## SUPPLIED RECORDS

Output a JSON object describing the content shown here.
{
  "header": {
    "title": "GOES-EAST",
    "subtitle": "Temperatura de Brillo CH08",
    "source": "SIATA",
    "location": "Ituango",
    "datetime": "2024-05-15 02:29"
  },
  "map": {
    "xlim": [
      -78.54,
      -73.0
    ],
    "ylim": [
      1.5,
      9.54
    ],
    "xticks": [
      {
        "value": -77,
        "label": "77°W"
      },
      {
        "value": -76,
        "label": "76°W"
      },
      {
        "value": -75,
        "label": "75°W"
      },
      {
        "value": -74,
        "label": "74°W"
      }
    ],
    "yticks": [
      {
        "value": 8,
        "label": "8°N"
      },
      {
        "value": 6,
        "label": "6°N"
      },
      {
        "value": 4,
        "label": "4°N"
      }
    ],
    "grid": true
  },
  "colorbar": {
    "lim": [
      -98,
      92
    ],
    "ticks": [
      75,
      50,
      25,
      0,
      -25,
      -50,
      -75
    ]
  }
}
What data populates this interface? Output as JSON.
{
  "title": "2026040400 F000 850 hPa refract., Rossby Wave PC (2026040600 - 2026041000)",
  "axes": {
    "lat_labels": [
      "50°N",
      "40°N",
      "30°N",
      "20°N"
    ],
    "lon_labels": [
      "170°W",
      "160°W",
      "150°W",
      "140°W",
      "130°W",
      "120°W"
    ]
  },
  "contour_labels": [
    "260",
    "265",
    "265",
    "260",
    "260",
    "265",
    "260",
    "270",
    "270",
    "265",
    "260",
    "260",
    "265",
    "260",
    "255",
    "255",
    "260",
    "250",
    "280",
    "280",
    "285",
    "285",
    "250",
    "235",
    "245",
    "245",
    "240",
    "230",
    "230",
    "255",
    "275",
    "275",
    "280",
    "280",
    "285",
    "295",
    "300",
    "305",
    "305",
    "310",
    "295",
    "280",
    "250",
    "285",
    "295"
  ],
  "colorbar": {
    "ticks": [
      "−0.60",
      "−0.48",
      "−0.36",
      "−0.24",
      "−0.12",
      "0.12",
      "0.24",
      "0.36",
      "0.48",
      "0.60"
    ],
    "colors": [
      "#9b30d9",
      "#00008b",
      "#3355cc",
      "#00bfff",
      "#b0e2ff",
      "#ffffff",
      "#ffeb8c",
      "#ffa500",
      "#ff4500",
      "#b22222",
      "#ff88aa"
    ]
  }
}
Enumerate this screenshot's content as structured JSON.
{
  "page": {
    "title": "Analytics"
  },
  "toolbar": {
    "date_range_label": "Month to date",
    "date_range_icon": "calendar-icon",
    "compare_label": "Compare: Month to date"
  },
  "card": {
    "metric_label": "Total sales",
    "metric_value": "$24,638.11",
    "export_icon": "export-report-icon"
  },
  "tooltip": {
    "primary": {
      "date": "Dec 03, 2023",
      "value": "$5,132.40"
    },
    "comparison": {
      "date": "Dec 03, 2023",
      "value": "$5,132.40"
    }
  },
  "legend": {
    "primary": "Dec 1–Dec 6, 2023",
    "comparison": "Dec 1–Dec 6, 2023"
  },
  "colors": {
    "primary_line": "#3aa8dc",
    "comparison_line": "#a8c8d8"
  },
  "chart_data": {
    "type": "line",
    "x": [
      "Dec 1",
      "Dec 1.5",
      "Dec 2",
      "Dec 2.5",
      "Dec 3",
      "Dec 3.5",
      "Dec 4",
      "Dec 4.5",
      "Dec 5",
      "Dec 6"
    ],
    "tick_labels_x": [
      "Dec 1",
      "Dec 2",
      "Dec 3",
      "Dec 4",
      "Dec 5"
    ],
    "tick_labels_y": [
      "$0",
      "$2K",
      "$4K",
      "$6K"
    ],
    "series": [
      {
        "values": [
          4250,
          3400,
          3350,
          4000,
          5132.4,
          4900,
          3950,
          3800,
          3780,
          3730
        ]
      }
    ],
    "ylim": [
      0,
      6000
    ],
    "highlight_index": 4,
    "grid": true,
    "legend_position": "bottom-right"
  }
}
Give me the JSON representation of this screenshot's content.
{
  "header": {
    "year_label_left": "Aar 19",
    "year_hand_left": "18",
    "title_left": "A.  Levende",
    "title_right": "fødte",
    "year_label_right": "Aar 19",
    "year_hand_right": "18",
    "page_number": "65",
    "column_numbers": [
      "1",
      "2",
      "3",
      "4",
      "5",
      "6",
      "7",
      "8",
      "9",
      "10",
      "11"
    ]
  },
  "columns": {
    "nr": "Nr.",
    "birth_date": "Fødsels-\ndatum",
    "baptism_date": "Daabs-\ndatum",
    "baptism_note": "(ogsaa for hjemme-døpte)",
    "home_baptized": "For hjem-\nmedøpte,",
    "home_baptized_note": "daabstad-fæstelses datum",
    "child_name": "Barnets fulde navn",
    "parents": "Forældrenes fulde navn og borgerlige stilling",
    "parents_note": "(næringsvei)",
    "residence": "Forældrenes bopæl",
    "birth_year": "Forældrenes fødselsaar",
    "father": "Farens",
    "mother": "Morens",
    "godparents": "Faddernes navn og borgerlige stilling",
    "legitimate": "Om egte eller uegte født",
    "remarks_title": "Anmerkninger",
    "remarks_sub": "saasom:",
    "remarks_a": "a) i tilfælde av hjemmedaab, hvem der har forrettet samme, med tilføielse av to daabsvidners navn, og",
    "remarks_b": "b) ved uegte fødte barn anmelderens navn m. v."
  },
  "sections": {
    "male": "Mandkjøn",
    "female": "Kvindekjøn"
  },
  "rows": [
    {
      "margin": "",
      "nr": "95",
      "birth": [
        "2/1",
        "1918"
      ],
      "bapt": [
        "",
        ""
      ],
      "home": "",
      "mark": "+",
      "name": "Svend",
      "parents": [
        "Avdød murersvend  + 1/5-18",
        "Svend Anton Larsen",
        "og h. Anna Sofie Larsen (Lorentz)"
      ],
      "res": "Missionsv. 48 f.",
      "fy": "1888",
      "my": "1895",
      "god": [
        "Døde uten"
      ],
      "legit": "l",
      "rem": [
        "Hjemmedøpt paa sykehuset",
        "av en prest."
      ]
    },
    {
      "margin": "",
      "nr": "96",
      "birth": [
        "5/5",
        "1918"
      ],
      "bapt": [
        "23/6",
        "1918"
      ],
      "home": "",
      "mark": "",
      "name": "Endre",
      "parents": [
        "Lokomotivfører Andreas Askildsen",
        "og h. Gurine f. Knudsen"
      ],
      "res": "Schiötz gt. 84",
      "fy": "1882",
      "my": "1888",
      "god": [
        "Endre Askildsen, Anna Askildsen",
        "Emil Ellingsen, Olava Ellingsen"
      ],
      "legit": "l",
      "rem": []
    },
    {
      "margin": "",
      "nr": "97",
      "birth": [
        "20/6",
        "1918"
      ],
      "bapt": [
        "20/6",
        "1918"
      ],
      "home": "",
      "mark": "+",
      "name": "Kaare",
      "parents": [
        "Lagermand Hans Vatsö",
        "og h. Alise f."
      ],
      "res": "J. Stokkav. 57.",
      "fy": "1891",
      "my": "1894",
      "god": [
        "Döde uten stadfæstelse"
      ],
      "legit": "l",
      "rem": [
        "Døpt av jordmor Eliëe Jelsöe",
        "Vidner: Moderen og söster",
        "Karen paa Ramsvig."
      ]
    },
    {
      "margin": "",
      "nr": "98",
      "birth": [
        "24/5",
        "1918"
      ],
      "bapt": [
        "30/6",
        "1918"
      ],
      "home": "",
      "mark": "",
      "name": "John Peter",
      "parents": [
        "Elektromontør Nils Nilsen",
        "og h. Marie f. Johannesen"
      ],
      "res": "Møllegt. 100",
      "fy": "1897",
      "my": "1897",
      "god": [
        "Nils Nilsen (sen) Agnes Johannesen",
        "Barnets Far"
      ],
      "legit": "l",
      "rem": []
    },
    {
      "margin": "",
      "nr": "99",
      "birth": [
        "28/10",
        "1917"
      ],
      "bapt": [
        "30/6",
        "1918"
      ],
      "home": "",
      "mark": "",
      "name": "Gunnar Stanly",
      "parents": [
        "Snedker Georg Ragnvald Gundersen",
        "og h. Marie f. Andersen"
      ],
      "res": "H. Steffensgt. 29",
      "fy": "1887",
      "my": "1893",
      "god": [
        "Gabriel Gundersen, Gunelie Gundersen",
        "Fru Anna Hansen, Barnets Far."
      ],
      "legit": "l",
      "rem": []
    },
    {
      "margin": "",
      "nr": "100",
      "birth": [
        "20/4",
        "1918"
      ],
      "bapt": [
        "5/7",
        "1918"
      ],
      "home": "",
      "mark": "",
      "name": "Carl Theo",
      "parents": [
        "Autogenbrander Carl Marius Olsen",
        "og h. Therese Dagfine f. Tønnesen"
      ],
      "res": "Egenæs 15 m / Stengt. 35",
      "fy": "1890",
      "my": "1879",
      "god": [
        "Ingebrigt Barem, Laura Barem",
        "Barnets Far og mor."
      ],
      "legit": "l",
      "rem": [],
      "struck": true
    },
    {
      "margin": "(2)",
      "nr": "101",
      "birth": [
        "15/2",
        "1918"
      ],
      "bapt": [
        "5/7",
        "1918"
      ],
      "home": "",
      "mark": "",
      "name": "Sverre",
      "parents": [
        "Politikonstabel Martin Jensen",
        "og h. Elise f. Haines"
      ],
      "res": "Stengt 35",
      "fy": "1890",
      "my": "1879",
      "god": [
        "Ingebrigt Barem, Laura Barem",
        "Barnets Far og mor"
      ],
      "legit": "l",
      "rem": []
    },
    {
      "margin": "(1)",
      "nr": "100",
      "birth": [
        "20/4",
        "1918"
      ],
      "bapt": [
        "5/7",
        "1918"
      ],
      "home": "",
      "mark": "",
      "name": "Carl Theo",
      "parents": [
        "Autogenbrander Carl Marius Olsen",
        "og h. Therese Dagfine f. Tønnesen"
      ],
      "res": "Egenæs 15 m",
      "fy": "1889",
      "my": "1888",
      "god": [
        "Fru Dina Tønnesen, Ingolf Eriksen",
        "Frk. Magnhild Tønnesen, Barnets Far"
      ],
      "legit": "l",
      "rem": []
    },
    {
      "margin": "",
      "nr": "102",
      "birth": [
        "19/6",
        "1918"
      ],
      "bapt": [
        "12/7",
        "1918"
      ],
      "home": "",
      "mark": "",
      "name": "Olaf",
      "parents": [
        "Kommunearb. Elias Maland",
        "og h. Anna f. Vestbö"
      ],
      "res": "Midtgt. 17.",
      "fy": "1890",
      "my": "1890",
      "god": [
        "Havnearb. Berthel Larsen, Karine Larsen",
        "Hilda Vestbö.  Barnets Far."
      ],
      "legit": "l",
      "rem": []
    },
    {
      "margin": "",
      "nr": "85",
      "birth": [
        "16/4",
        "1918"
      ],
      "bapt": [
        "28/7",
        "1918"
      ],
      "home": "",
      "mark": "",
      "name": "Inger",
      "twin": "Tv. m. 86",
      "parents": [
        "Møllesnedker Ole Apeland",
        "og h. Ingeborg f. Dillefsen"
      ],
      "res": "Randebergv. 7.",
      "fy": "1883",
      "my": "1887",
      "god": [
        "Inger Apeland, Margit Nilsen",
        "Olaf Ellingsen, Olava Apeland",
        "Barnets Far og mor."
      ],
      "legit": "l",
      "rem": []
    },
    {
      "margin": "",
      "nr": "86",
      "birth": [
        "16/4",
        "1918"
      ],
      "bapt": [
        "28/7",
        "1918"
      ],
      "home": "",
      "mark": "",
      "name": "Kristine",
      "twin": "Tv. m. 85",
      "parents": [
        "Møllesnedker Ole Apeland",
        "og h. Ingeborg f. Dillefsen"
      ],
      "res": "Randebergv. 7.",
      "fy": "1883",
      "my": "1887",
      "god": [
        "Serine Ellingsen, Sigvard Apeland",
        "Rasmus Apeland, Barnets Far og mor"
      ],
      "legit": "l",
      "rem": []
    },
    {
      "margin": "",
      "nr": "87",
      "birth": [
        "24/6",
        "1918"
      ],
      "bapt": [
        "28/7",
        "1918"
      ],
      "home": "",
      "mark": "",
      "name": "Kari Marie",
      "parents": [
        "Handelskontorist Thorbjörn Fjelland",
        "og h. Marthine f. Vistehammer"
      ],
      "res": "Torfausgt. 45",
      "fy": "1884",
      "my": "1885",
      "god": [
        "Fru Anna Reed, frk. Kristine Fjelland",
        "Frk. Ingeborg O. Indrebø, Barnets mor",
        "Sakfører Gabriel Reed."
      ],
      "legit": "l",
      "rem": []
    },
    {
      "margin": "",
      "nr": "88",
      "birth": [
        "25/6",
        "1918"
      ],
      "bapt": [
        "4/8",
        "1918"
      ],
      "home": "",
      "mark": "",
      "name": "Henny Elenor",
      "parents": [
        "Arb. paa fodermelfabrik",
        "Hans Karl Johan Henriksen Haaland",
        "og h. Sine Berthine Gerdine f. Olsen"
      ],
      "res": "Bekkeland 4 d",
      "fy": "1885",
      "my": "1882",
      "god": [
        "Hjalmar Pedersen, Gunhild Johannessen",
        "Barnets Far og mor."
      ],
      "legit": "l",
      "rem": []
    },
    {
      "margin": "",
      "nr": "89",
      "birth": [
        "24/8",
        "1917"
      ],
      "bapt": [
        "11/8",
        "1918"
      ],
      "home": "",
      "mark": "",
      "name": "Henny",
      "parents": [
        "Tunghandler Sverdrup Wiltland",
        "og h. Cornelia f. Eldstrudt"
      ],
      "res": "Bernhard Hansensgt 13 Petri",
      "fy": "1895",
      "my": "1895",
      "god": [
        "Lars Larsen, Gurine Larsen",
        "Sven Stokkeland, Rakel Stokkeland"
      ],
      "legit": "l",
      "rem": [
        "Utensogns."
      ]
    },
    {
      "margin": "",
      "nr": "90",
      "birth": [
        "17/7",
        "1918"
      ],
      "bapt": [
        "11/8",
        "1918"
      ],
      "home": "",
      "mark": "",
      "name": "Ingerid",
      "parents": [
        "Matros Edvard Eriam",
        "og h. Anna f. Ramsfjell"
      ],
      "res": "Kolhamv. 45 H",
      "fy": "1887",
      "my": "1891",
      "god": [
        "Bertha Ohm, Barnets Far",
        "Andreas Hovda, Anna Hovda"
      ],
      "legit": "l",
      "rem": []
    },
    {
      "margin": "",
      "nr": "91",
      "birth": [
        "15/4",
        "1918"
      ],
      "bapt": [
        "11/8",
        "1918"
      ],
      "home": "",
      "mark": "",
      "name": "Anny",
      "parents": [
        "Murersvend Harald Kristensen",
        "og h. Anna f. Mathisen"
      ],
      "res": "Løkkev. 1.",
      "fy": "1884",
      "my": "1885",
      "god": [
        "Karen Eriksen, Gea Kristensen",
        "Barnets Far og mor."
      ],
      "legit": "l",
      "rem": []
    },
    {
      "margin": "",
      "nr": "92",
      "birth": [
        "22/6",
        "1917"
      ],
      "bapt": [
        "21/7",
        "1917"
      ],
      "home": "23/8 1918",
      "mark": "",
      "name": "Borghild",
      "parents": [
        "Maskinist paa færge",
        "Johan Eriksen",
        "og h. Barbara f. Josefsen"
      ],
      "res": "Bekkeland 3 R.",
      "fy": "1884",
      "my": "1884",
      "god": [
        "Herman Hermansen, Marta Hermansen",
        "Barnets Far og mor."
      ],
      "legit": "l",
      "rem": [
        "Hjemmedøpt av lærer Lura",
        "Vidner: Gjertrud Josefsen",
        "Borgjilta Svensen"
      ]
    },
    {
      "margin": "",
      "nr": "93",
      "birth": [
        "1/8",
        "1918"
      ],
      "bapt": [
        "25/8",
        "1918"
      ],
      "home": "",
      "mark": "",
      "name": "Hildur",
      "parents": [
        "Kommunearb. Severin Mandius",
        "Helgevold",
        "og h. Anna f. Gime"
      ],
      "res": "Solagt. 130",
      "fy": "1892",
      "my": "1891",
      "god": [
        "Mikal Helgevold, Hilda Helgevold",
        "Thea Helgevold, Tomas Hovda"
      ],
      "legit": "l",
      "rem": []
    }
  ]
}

## PROBLEM DESCRIPTION
Locate all lines holding the word "screenshot", then copy them out.

## FULL ANSWER
Enumerate this screenshot's content as structured JSON.
Give me the JSON representation of this screenshot's content.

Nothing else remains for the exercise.